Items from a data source

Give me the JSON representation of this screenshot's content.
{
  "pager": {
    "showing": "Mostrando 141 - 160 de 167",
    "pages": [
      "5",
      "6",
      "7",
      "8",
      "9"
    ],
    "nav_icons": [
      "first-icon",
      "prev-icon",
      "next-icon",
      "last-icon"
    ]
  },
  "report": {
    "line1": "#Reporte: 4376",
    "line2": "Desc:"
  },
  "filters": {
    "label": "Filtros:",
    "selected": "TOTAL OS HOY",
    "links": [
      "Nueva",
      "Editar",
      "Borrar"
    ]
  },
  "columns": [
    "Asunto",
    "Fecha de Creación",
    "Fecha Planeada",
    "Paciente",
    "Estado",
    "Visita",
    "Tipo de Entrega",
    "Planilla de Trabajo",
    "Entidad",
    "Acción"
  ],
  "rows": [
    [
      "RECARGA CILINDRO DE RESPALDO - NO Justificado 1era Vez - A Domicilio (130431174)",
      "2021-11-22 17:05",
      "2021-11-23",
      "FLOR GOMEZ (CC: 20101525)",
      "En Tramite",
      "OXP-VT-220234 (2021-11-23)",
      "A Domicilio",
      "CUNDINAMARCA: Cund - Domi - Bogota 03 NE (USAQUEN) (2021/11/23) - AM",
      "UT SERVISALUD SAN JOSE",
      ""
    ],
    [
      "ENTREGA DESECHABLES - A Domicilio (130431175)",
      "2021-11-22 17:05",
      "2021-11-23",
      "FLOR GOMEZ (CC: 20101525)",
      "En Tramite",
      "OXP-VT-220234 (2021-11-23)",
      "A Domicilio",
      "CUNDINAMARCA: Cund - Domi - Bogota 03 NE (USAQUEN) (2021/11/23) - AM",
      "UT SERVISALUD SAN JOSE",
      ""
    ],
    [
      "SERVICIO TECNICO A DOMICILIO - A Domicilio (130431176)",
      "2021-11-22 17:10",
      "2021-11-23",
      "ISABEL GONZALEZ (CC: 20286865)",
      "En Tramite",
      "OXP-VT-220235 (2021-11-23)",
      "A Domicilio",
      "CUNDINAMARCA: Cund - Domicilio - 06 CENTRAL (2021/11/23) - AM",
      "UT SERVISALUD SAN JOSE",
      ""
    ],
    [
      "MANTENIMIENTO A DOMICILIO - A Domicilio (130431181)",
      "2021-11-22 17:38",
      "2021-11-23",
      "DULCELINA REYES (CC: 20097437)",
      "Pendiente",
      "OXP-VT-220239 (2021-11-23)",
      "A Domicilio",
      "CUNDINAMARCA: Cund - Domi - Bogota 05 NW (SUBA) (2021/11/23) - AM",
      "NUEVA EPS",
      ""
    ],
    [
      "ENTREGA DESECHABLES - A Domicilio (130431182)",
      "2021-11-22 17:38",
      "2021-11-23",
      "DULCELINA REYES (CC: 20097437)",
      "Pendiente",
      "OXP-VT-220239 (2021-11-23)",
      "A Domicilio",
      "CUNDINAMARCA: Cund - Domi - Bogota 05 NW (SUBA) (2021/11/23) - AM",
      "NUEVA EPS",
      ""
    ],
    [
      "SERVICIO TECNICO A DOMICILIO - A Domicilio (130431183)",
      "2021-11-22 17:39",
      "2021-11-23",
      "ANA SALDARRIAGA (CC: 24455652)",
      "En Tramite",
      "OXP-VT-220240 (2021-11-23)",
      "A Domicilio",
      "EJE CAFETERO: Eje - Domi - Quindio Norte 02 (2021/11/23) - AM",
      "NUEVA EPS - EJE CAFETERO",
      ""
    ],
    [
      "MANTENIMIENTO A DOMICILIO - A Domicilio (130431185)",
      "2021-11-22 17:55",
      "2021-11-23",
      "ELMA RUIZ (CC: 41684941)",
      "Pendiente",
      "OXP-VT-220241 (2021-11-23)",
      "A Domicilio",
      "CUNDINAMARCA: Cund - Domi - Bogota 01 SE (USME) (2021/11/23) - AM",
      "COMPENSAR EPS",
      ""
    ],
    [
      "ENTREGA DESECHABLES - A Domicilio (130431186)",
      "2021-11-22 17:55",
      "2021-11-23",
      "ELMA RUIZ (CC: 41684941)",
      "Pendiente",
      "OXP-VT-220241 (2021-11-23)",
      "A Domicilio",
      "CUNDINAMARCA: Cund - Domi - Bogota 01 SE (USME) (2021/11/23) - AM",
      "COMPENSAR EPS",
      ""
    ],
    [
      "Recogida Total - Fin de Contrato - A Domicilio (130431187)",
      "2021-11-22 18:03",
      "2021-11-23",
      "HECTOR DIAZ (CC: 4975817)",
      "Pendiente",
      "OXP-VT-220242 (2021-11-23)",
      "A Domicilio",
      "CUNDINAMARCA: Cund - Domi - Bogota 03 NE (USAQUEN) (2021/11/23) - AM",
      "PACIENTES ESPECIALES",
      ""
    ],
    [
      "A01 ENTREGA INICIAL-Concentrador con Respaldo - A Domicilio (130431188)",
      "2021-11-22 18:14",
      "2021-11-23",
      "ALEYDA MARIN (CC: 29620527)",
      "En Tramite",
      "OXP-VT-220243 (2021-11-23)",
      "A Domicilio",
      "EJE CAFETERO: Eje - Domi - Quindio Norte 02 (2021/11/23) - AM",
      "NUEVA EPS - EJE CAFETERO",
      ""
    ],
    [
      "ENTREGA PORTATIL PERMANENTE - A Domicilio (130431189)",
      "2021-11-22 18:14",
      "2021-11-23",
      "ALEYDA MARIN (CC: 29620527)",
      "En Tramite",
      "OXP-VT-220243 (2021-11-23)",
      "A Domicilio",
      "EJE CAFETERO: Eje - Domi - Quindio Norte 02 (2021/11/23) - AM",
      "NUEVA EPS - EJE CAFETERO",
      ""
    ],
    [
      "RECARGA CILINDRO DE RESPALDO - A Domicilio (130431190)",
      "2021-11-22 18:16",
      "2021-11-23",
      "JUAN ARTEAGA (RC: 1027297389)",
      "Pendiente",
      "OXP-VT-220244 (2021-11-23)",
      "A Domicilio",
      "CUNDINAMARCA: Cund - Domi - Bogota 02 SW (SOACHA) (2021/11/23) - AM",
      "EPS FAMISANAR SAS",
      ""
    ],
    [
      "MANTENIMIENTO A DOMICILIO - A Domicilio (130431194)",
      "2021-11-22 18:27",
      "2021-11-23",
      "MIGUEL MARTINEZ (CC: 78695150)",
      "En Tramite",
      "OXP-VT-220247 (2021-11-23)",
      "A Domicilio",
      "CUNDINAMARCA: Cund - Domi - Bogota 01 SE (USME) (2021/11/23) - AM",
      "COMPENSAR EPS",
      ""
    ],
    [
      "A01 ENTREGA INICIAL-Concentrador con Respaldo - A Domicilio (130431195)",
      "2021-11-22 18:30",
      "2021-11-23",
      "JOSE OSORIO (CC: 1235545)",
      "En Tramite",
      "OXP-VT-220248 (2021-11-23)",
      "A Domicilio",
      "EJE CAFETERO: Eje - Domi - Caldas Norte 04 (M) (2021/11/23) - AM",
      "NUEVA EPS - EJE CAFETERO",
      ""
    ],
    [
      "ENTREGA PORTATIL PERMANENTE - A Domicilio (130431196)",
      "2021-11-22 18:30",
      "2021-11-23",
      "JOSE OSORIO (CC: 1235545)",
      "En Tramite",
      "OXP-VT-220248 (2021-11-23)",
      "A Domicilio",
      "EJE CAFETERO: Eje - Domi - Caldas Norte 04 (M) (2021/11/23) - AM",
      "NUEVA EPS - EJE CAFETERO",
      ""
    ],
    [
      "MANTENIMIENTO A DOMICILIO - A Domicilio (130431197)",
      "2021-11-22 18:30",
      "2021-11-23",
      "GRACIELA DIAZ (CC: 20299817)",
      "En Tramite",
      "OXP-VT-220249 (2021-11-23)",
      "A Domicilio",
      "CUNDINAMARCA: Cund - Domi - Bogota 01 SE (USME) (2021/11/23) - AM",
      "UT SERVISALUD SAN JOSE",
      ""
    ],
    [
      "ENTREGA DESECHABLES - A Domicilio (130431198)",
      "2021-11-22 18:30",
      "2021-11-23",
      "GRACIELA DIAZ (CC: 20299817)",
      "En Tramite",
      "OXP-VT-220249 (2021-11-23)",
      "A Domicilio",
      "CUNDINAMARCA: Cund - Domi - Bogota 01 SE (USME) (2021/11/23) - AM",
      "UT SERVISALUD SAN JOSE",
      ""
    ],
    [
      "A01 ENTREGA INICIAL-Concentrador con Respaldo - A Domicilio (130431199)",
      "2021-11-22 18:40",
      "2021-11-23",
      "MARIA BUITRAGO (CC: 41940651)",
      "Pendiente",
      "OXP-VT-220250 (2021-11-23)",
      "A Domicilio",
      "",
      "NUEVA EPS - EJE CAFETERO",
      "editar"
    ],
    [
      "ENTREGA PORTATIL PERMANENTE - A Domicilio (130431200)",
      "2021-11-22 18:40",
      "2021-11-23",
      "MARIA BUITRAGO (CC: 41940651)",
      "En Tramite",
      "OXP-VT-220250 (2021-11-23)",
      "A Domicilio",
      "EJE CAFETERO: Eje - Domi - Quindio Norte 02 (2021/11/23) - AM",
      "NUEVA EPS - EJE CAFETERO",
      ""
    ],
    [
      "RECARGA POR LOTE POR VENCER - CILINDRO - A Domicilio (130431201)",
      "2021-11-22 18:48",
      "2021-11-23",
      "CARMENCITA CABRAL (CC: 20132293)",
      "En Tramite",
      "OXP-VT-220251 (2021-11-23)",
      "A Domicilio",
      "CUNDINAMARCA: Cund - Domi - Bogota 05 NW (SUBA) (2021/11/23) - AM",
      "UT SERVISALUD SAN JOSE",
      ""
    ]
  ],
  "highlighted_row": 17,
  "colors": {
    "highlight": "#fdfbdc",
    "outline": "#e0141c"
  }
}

WHAT TO DO
Copy out each line of the data containing the string "CILINDRO".

SOLUTION TO THE PROBLEM
      "RECARGA CILINDRO DE RESPALDO - NO Justificado 1era Vez - A Domicilio (130431174)",
      "RECARGA CILINDRO DE RESPALDO - A Domicilio (130431190)",
      "RECARGA POR LOTE POR VENCER - CILINDRO - A Domicilio (130431201)",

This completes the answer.